Data items
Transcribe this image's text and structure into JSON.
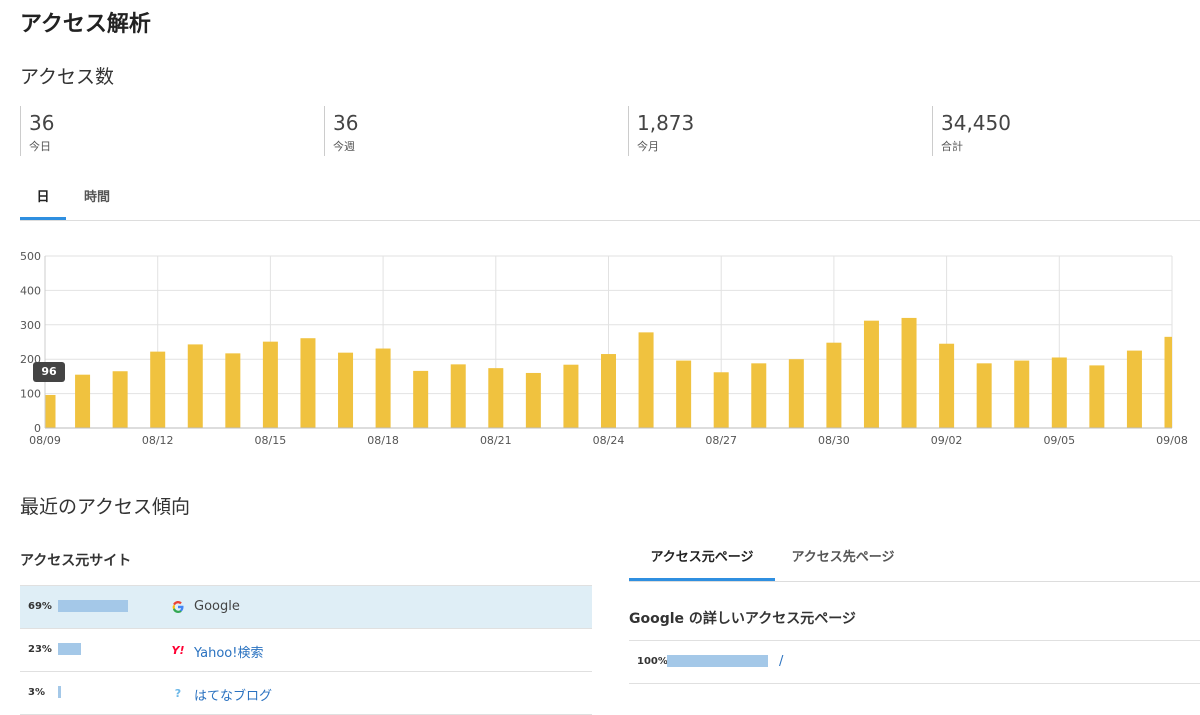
{
  "page_title": "アクセス解析",
  "access_count_title": "アクセス数",
  "stats": [
    {
      "value": "36",
      "label": "今日"
    },
    {
      "value": "36",
      "label": "今週"
    },
    {
      "value": "1,873",
      "label": "今月"
    },
    {
      "value": "34,450",
      "label": "合計"
    }
  ],
  "chart_tabs": [
    {
      "label": "日",
      "active": true
    },
    {
      "label": "時間",
      "active": false
    }
  ],
  "tooltip": "96",
  "chart_data": {
    "type": "bar",
    "categories": [
      "08/09",
      "08/10",
      "08/11",
      "08/12",
      "08/13",
      "08/14",
      "08/15",
      "08/16",
      "08/17",
      "08/18",
      "08/19",
      "08/20",
      "08/21",
      "08/22",
      "08/23",
      "08/24",
      "08/25",
      "08/26",
      "08/27",
      "08/28",
      "08/29",
      "08/30",
      "08/31",
      "09/01",
      "09/02",
      "09/03",
      "09/04",
      "09/05",
      "09/06",
      "09/07",
      "09/08"
    ],
    "values": [
      96,
      155,
      165,
      222,
      243,
      217,
      251,
      261,
      219,
      231,
      166,
      185,
      174,
      160,
      184,
      215,
      278,
      196,
      162,
      188,
      200,
      248,
      312,
      320,
      245,
      188,
      196,
      205,
      182,
      225,
      265
    ],
    "x_tick_labels": [
      "08/09",
      "08/12",
      "08/15",
      "08/18",
      "08/21",
      "08/24",
      "08/27",
      "08/30",
      "09/02",
      "09/05",
      "09/08"
    ],
    "y_ticks": [
      0,
      100,
      200,
      300,
      400,
      500
    ],
    "ylim": [
      0,
      500
    ],
    "bar_color": "#f0c23f",
    "grid": true
  },
  "recent_title": "最近のアクセス傾向",
  "source_sites_title": "アクセス元サイト",
  "source_sites": [
    {
      "pct": "69%",
      "ratio": 0.69,
      "name": "Google",
      "icon": "google-icon"
    },
    {
      "pct": "23%",
      "ratio": 0.23,
      "name": "Yahoo!検索",
      "icon": "yahoo-icon"
    },
    {
      "pct": "3%",
      "ratio": 0.03,
      "name": "はてなブログ",
      "icon": "hatena-icon"
    }
  ],
  "page_tabs": [
    {
      "label": "アクセス元ページ",
      "active": true
    },
    {
      "label": "アクセス先ページ",
      "active": false
    }
  ],
  "detail_title": "Google の詳しいアクセス元ページ",
  "detail_rows": [
    {
      "pct": "100%",
      "ratio": 1.0,
      "path": "/"
    }
  ],
  "colors": {
    "accent": "#2f8fe0",
    "bar": "#f0c23f",
    "ratio_bar": "#a4c8e8",
    "selected_row": "#dfeef6"
  }
}
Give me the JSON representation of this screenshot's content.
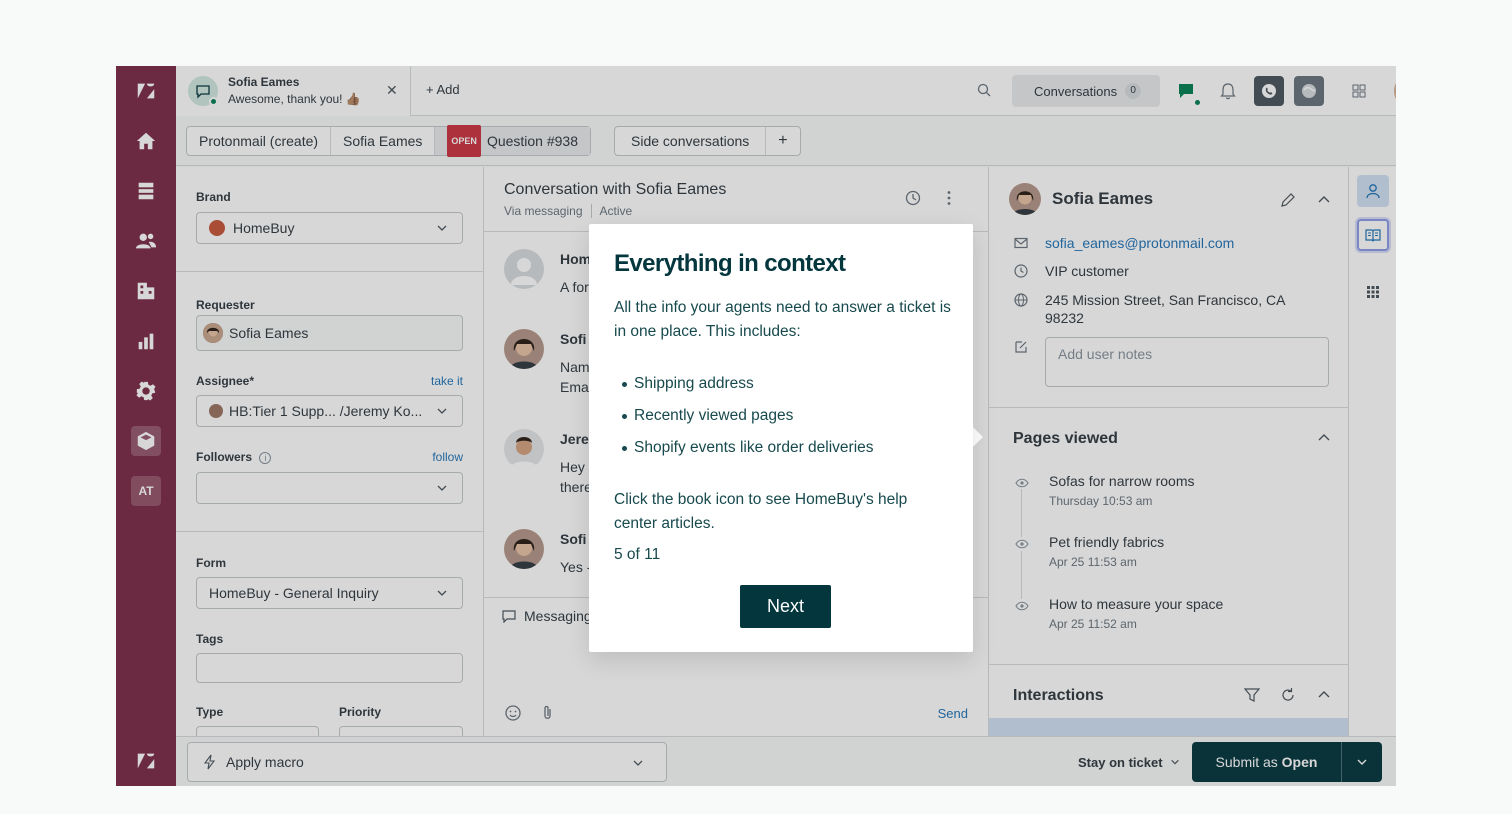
{
  "header": {
    "conversation": {
      "name": "Sofia Eames",
      "message": "Awesome, thank you! 👍🏽"
    },
    "add_label": "Add",
    "conversations_label": "Conversations",
    "conversations_count": "0"
  },
  "ticket_tabs": {
    "crumbs": [
      "Protonmail (create)",
      "Sofia Eames",
      "Question #938"
    ],
    "status_badge": "OPEN",
    "side_conversations": "Side conversations",
    "plus": "+"
  },
  "nav": {
    "at_label": "AT"
  },
  "properties": {
    "brand_label": "Brand",
    "brand_value": "HomeBuy",
    "requester_label": "Requester",
    "requester_value": "Sofia Eames",
    "assignee_label": "Assignee*",
    "assignee_link": "take it",
    "assignee_value": "HB:Tier 1 Supp... /Jeremy Ko...",
    "followers_label": "Followers",
    "followers_link": "follow",
    "form_label": "Form",
    "form_value": "HomeBuy - General Inquiry",
    "tags_label": "Tags",
    "type_label": "Type",
    "priority_label": "Priority"
  },
  "conversation": {
    "title": "Conversation with Sofia Eames",
    "channel": "Via messaging",
    "status": "Active",
    "messages": [
      {
        "name": "Hom",
        "lines": [
          "A for"
        ]
      },
      {
        "name": "Sofi",
        "lines": [
          "Nam",
          "Ema"
        ]
      },
      {
        "name": "Jere",
        "lines": [
          "Hey",
          "there"
        ]
      },
      {
        "name": "Sofi",
        "lines": [
          "Yes -"
        ]
      }
    ],
    "compose_channel": "Messaging",
    "send_label": "Send"
  },
  "context": {
    "name": "Sofia Eames",
    "email": "sofia_eames@protonmail.com",
    "tier": "VIP customer",
    "address": "245 Mission Street, San Francisco, CA 98232",
    "notes_placeholder": "Add user notes",
    "pages_viewed_title": "Pages viewed",
    "pages": [
      {
        "title": "Sofas for narrow rooms",
        "date": "Thursday 10:53 am"
      },
      {
        "title": "Pet friendly fabrics",
        "date": "Apr 25 11:53 am"
      },
      {
        "title": "How to measure your space",
        "date": "Apr 25 11:52 am"
      }
    ],
    "interactions_title": "Interactions"
  },
  "footer": {
    "macro_label": "Apply macro",
    "stay_label": "Stay on ticket",
    "submit_prefix": "Submit as",
    "submit_status": "Open"
  },
  "popover": {
    "title": "Everything in context",
    "intro": "All the info your agents need to answer a ticket is in one place. This includes:",
    "bullets": [
      "Shipping address",
      "Recently viewed pages",
      "Shopify events like order deliveries"
    ],
    "outro": "Click the book icon to see HomeBuy's help center articles.",
    "step": "5 of 11",
    "next_label": "Next"
  }
}
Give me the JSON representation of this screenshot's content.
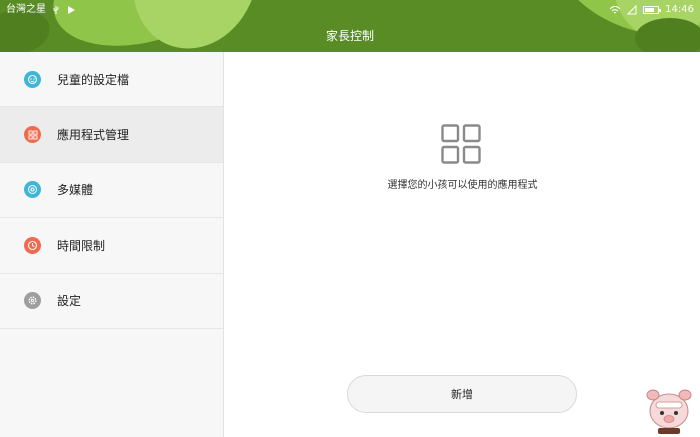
{
  "status_bar": {
    "carrier": "台灣之星",
    "left_icons": [
      "usb-icon",
      "play-icon"
    ],
    "right_icons": [
      "wifi-icon",
      "signal-icon",
      "battery-icon"
    ],
    "time": "14:46"
  },
  "header": {
    "title": "家長控制"
  },
  "sidebar": {
    "items": [
      {
        "label": "兒童的設定檔",
        "icon": "profile-icon",
        "color": "#3fb6d6"
      },
      {
        "label": "應用程式管理",
        "icon": "apps-icon",
        "color": "#f06a4f",
        "active": true
      },
      {
        "label": "多媒體",
        "icon": "media-icon",
        "color": "#3fb6d6"
      },
      {
        "label": "時間限制",
        "icon": "clock-icon",
        "color": "#f06a4f"
      },
      {
        "label": "設定",
        "icon": "gear-icon",
        "color": "#9e9e9e"
      }
    ]
  },
  "main": {
    "icon": "grid-icon",
    "description": "選擇您的小孩可以使用的應用程式",
    "add_button_label": "新增"
  },
  "colors": {
    "header_green": "#5a8c25",
    "leaf_light": "#a8d365",
    "sidebar_bg": "#f7f7f7",
    "active_bg": "#ececec"
  }
}
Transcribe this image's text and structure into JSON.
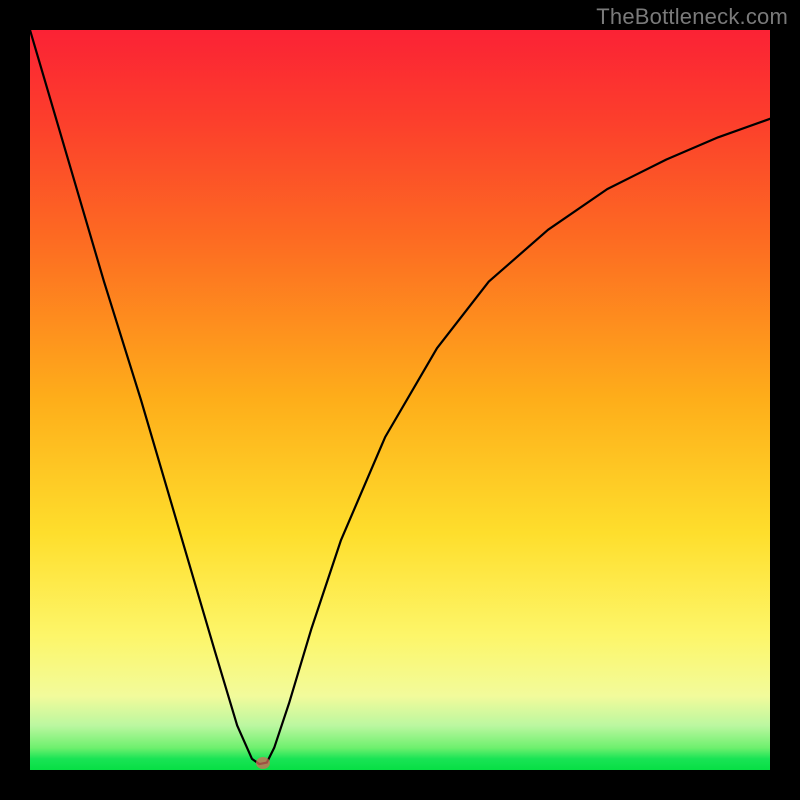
{
  "watermark": "TheBottleneck.com",
  "chart_data": {
    "type": "line",
    "title": "",
    "xlabel": "",
    "ylabel": "",
    "xlim": [
      0,
      100
    ],
    "ylim": [
      0,
      100
    ],
    "grid": false,
    "legend": false,
    "background_gradient": {
      "top_color": "#fb2235",
      "mid_color": "#fede2c",
      "bottom_color": "#07df44"
    },
    "series": [
      {
        "name": "curve",
        "color": "#000000",
        "x": [
          0,
          5,
          10,
          15,
          20,
          25,
          28,
          30,
          31,
          32,
          33,
          35,
          38,
          42,
          48,
          55,
          62,
          70,
          78,
          86,
          93,
          100
        ],
        "values": [
          100,
          83,
          66,
          50,
          33,
          16,
          6,
          1.5,
          0.8,
          1.0,
          3,
          9,
          19,
          31,
          45,
          57,
          66,
          73,
          78.5,
          82.5,
          85.5,
          88
        ]
      }
    ],
    "marker": {
      "x": 31.5,
      "y": 1.0,
      "color": "#d66a5a"
    }
  }
}
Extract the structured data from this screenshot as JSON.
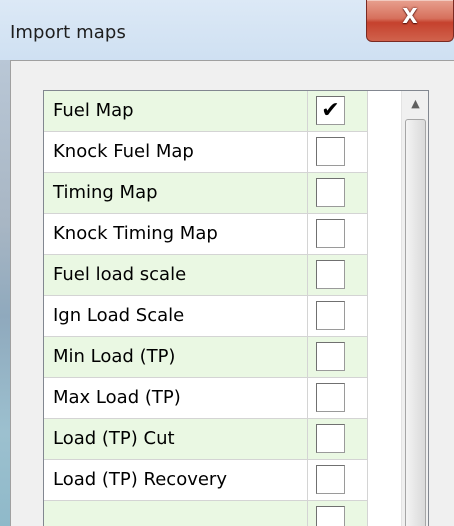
{
  "window": {
    "title": "Import maps",
    "close_glyph": "X"
  },
  "maps_list": {
    "rows": [
      {
        "name": "Fuel Map",
        "checked": true,
        "check_glyph": "✔"
      },
      {
        "name": "Knock Fuel Map",
        "checked": false,
        "check_glyph": ""
      },
      {
        "name": "Timing Map",
        "checked": false,
        "check_glyph": ""
      },
      {
        "name": "Knock Timing Map",
        "checked": false,
        "check_glyph": ""
      },
      {
        "name": "Fuel load scale",
        "checked": false,
        "check_glyph": ""
      },
      {
        "name": "Ign Load Scale",
        "checked": false,
        "check_glyph": ""
      },
      {
        "name": "Min Load (TP)",
        "checked": false,
        "check_glyph": ""
      },
      {
        "name": "Max Load (TP)",
        "checked": false,
        "check_glyph": ""
      },
      {
        "name": "Load (TP) Cut",
        "checked": false,
        "check_glyph": ""
      },
      {
        "name": "Load (TP) Recovery",
        "checked": false,
        "check_glyph": ""
      },
      {
        "name": "",
        "checked": false,
        "check_glyph": ""
      }
    ]
  },
  "scrollbar": {
    "up_arrow_glyph": "▲"
  },
  "colors": {
    "row_alt_background": "#eaf8e3",
    "close_button": "#c5412d"
  }
}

## THE REQUEST
Each line containing the word "address" counts once; say how many such lines there are, giving only the number.

## WRITTEN REPLY
2